Notes on ICML 2016

Day 1

Tutorial: Causal Inference for Observational Studies

The topic of causal inference was strongly presented this year. The reason for that was, however, unclear — the methodology is the same as it was before and no major breakthroughs were reported to justify the popularity of the topic. To me, the only plausible explanation is that the problem of causality started to matter to a larger group of people.

Intro
Does X cause Y or Y cause X? Rubin-Neyman causal model is the classical framework that is still used. There are two types of data points: the measured (presented in the data) and the counterfactual. We treat the measured data as the source and the counterfactual as the unlabelled, target data. ITE — individual treatment effect. ATE — average treatment effect.

• Matching: based on closest counterfactual twin (nearest neighbors).
• Train two models: a) under treatment, b) control group and measure ITE as the difference between the predictions of these two models.
• For example, if the model is linear: $Y_t(x) = \beta^T x + \gamma t + \epsilon$, then $\text{ITE} = Y_1(x) - Y_0(x)$ and $\gamma$ is the measure of the effect of the treatment.
• If reality is not linear, then our effect estimate is off by an arbitrary amount.
• Joint model estimation is preferred as opposed to fitting treatment and control models separately.
• Propensity score (works only for ATE)
• Causal graphs
• Causal forest

Tutorial: Memory Networks for Language Understanding (by Jason Weston)

Intelligent Conversational Agents
The ultimate goal is to build an intelligent conversational agent. Supposedly ML end-to-end system is the way to achieve that. The most promising method at the moment is a memory network:

• Large memory to read/write and a component that learns when to do that
• Reasoning with Attention over Memory (RAM)

bAbi tasks is just a first step, eventually a good model has to work on a real data as well. LSTM with attention can remember for a somewhat longer time. The talk followed closely the MemNN paper and felt somewhat outdated.

Tutorial: Rigorous Data Dredging: Theory and Tools for Adaptive Data Analysis

Differential privacy framework for holdout
Makes more effective use of the data by allowing to reuse the holdout set. Provides statistical guarantees that we are allowed to do that without overfitting. Let’s take the usual case when you need to evaluate a model on the holdout set. The idea here is to have a wrapper function, that will decide whether we really need to evaluate the model on the holdout set, or we can do that on the training set and still have a truthful estimate. The wrapper function $\text{Thresholdout}()$ will run the model $q()$ on the training set and on the holdout set to estimate, say, accuracy, but it will not report the result to us right away — if the statistics of the $q(X_\text{training})$ are same as the statistics of the $q(X_\text{holdout})$ up to a $\epsilon$ then the method will report the accuracy estimated on the training set. And only in the special case when the statistics are different it will use the holdout set with some noise added to the estimate. See the code snippet. [Slides]

Tutorial: Recent Advances in Non-Convex Optimization and its Implications to Learning (by Anima Anandkumar)

Saddle points are the major problem in optimization of neural networks (and of other ML methods). There are lots of saddle points: take two optimal solutions — those are critical points (gradient = 0), combine them — you get a critical point, but it is not necessary optimal — it is a saddle point. Neural nets are very prone to that problem as there are as many optimal solutions as there are permutations of neurons. How do we solve that problem?

----

**Written task A**
Please quote the ICML 2016 notes from "Intelligent Conversational Agents" up to and including "felt somewhat outdated.".

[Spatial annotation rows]
----

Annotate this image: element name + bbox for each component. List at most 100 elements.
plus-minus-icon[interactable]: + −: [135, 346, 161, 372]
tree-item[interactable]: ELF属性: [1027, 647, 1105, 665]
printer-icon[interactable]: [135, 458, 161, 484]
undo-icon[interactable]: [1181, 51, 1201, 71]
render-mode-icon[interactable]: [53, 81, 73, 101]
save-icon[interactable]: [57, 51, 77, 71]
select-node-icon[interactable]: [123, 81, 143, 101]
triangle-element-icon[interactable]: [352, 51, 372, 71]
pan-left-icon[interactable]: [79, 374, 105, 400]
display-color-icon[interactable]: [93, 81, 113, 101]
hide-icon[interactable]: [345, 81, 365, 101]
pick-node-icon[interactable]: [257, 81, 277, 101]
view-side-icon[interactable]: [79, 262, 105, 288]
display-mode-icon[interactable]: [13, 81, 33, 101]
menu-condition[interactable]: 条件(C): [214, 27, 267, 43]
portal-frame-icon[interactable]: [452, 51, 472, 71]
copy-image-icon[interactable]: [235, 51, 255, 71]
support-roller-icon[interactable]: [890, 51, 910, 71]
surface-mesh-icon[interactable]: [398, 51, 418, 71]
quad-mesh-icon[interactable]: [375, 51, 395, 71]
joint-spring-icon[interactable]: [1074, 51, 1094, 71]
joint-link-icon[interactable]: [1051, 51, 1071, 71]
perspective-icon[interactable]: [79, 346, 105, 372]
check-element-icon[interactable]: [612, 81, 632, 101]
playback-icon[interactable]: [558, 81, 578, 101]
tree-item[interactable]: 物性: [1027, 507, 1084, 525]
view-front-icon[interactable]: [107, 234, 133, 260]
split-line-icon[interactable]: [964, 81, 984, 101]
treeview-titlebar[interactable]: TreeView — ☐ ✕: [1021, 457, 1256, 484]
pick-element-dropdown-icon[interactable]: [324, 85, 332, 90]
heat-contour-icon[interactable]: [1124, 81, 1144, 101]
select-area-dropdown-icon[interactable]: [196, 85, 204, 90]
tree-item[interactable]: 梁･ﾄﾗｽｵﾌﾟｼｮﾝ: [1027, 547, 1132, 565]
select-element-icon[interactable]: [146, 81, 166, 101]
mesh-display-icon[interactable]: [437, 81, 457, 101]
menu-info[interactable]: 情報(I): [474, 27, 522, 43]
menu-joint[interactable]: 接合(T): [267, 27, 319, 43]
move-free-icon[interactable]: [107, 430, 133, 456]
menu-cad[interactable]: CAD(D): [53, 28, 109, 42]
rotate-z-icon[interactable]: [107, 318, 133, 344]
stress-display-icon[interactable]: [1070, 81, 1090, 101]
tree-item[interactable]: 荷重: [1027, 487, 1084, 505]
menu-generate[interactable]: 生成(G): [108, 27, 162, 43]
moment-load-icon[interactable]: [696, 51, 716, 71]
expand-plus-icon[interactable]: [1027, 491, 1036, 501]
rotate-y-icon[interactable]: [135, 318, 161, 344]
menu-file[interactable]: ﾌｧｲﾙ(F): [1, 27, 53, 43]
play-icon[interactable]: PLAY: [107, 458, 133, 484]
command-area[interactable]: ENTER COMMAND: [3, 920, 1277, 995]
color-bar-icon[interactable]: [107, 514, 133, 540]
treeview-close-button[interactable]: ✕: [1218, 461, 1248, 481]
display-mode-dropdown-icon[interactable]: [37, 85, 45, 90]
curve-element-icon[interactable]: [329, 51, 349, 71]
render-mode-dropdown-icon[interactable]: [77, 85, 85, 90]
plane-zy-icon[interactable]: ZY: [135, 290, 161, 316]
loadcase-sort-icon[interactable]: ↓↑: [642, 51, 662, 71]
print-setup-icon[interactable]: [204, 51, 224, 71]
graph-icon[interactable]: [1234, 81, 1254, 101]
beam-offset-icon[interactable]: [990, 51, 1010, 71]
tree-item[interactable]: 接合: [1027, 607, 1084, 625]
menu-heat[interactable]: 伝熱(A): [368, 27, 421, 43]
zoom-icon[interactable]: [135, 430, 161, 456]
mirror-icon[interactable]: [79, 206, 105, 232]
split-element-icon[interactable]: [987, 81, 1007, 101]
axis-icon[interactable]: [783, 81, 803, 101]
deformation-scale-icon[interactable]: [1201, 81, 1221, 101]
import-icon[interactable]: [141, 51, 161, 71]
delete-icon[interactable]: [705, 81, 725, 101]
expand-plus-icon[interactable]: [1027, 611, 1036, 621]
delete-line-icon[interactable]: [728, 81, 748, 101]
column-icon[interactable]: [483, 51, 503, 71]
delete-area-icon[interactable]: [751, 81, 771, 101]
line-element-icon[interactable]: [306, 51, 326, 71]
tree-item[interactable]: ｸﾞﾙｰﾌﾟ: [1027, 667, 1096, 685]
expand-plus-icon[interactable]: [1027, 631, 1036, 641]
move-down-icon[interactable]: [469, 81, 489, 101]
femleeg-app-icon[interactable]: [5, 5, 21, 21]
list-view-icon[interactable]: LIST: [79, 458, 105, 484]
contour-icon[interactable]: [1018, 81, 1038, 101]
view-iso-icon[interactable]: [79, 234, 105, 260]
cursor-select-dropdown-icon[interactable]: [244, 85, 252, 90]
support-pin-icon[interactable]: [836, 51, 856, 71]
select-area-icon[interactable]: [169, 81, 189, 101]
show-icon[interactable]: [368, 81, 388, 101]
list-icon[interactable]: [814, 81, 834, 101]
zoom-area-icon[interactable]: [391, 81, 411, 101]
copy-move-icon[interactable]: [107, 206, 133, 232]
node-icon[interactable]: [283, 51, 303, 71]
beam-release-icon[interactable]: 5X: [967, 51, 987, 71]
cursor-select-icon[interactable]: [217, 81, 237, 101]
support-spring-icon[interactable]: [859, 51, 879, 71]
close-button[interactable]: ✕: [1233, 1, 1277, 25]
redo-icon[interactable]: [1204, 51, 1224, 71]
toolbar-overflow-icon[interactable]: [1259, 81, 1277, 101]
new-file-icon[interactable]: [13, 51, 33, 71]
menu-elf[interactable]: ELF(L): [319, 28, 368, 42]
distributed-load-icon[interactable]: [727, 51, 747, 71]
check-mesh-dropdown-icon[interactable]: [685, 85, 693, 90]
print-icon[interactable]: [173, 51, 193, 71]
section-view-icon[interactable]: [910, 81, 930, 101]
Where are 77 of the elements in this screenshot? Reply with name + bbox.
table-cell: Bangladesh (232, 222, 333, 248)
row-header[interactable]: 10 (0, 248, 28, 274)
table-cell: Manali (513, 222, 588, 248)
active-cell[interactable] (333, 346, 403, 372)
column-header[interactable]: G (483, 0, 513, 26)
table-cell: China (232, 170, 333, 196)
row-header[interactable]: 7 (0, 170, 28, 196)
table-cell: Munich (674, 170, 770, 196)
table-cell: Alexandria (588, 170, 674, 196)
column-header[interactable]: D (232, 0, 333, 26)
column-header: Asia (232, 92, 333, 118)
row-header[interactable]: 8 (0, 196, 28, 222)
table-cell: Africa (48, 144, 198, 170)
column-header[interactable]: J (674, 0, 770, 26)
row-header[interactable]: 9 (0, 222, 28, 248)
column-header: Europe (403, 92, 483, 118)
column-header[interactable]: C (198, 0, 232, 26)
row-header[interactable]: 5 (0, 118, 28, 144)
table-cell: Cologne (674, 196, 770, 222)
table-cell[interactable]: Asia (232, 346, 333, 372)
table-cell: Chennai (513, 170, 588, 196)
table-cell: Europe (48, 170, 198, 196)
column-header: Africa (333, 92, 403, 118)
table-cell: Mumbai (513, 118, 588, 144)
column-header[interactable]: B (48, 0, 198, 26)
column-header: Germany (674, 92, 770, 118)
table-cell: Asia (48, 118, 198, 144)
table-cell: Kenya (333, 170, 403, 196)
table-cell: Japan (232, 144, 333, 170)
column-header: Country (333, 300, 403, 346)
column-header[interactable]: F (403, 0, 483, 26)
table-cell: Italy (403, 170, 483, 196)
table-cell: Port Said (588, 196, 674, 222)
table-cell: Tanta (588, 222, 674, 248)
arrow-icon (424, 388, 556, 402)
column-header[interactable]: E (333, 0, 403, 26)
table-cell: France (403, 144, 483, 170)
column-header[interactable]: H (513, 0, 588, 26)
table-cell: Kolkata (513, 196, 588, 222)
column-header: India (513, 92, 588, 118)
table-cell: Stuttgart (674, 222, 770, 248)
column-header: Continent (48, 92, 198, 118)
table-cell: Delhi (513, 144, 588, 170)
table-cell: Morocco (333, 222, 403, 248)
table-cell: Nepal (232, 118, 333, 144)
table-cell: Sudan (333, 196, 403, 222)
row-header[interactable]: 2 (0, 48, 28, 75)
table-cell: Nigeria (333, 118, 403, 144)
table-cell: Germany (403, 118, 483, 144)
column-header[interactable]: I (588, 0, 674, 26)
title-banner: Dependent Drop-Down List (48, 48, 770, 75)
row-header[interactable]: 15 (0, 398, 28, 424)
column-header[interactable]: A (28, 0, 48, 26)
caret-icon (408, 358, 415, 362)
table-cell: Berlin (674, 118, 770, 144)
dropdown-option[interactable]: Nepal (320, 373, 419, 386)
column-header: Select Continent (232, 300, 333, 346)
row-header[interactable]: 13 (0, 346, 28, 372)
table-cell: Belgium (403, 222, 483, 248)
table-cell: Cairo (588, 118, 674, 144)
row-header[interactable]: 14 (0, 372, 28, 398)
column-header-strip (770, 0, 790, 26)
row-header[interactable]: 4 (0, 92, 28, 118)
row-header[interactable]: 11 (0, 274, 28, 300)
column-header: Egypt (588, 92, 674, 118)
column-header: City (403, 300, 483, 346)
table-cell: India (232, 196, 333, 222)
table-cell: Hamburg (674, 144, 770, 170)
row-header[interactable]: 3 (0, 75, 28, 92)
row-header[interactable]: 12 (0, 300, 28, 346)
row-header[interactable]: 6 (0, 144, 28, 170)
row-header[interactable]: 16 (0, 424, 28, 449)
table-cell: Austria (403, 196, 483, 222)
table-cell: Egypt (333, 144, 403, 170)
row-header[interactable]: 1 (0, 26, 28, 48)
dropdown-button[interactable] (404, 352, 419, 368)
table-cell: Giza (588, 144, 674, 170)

----

**Written task B**
Convert the rows, from their first line up to and including the line with "printer-icon[interactable]: [135, 458, 161, 484]", into a numbered list, omitting any blank lines.

**Written answer A**
Intelligent Conversational Agents
The ultimate goal is to build an intelligent conversational agent. Supposedly ML end-to-end system is the way to achieve that. The most promising method at the moment is a memory network:

• Large memory to read/write and a component that learns when to do that
• Reasoning with Attention over Memory (RAM)

bAbi tasks is just a first step, eventually a good model has to work on a real data as well. LSTM with attention can remember for a somewhat longer time. The talk followed closely the MemNN paper and felt somewhat outdated.

**Written answer B**
1. Annotate this image: element name + bbox for each component. List at most 100 elements.
2. plus-minus-icon[interactable]: + −: [135, 346, 161, 372]
3. tree-item[interactable]: ELF属性: [1027, 647, 1105, 665]
4. printer-icon[interactable]: [135, 458, 161, 484]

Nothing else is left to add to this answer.